-- Records for processing start --

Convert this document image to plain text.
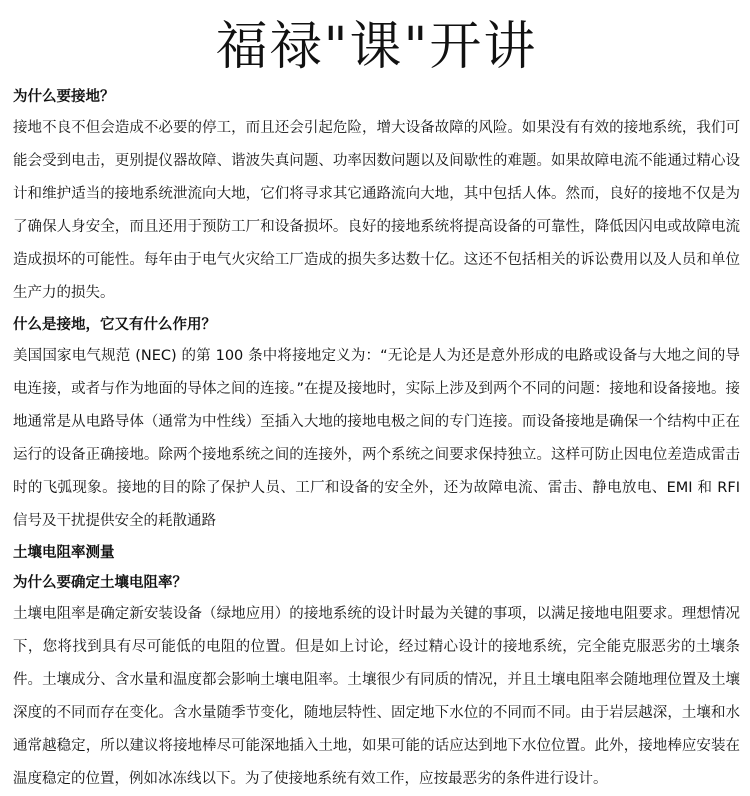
福禄"课"开讲
为什么要接地？

接地不良不但会造成不必要的停工，而且还会引起危险，增大设备故障的风险。如果没有有效的接地系统，我们可能会受到电击，更别提仪器故障、谐波失真问题、功率因数问题以及间歇性的难题。如果故障电流不能通过精心设计和维护适当的接地系统泄流向大地，它们将寻求其它通路流向大地，其中包括人体。然而，良好的接地不仅是为了确保人身安全，而且还用于预防工厂和设备损坏。良好的接地系统将提高设备的可靠性，降低因闪电或故障电流造成损坏的可能性。每年由于电气火灾给工厂造成的损失多达数十亿。这还不包括相关的诉讼费用以及人员和单位生产力的损失。

什么是接地，它又有什么作用？

美国国家电气规范 (NEC) 的第 100 条中将接地定义为：“无论是人为还是意外形成的电路或设备与大地之间的导电连接，或者与作为地面的导体之间的连接。”在提及接地时，实际上涉及到两个不同的问题：接地和设备接地。接地通常是从电路导体（通常为中性线）至插入大地的接地电极之间的专门连接。而设备接地是确保一个结构中正在运行的设备正确接地。除两个接地系统之间的连接外，两个系统之间要求保持独立。这样可防止因电位差造成雷击时的飞弧现象。接地的目的除了保护人员、工厂和设备的安全外，还为故障电流、雷击、静电放电、EMI 和 RFI 信号及干扰提供安全的耗散通路

土壤电阻率测量
为什么要确定土壤电阻率？

土壤电阻率是确定新安装设备（绿地应用）的接地系统的设计时最为关键的事项，以满足接地电阻要求。理想情况下，您将找到具有尽可能低的电阻的位置。但是如上讨论，经过精心设计的接地系统，完全能克服恶劣的土壤条件。土壤成分、含水量和温度都会影响土壤电阻率。土壤很少有同质的情况，并且土壤电阻率会随地理位置及土壤深度的不同而存在变化。含水量随季节变化，随地层特性、固定地下水位的不同而不同。由于岩层越深，土壤和水通常越稳定，所以建议将接地棒尽可能深地插入土地，如果可能的话应达到地下水位位置。此外，接地棒应安装在温度稳定的位置，例如冰冻线以下。为了使接地系统有效工作，应按最恶劣的条件进行设计。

-- Records for processing end --

__Task directions__
All of the data above should be quoted exactly, except for the pictures.

__In response__
Convert this document image to plain text.
福禄"课"开讲
为什么要接地？

接地不良不但会造成不必要的停工，而且还会引起危险，增大设备故障的风险。如果没有有效的接地系统，我们可能会受到电击，更别提仪器故障、谐波失真问题、功率因数问题以及间歇性的难题。如果故障电流不能通过精心设计和维护适当的接地系统泄流向大地，它们将寻求其它通路流向大地，其中包括人体。然而，良好的接地不仅是为了确保人身安全，而且还用于预防工厂和设备损坏。良好的接地系统将提高设备的可靠性，降低因闪电或故障电流造成损坏的可能性。每年由于电气火灾给工厂造成的损失多达数十亿。这还不包括相关的诉讼费用以及人员和单位生产力的损失。

什么是接地，它又有什么作用？

美国国家电气规范 (NEC) 的第 100 条中将接地定义为：“无论是人为还是意外形成的电路或设备与大地之间的导电连接，或者与作为地面的导体之间的连接。”在提及接地时，实际上涉及到两个不同的问题：接地和设备接地。接地通常是从电路导体（通常为中性线）至插入大地的接地电极之间的专门连接。而设备接地是确保一个结构中正在运行的设备正确接地。除两个接地系统之间的连接外，两个系统之间要求保持独立。这样可防止因电位差造成雷击时的飞弧现象。接地的目的除了保护人员、工厂和设备的安全外，还为故障电流、雷击、静电放电、EMI 和 RFI 信号及干扰提供安全的耗散通路

土壤电阻率测量
为什么要确定土壤电阻率？

土壤电阻率是确定新安装设备（绿地应用）的接地系统的设计时最为关键的事项，以满足接地电阻要求。理想情况下，您将找到具有尽可能低的电阻的位置。但是如上讨论，经过精心设计的接地系统，完全能克服恶劣的土壤条件。土壤成分、含水量和温度都会影响土壤电阻率。土壤很少有同质的情况，并且土壤电阻率会随地理位置及土壤深度的不同而存在变化。含水量随季节变化，随地层特性、固定地下水位的不同而不同。由于岩层越深，土壤和水通常越稳定，所以建议将接地棒尽可能深地插入土地，如果可能的话应达到地下水位位置。此外，接地棒应安装在温度稳定的位置，例如冰冻线以下。为了使接地系统有效工作，应按最恶劣的条件进行设计。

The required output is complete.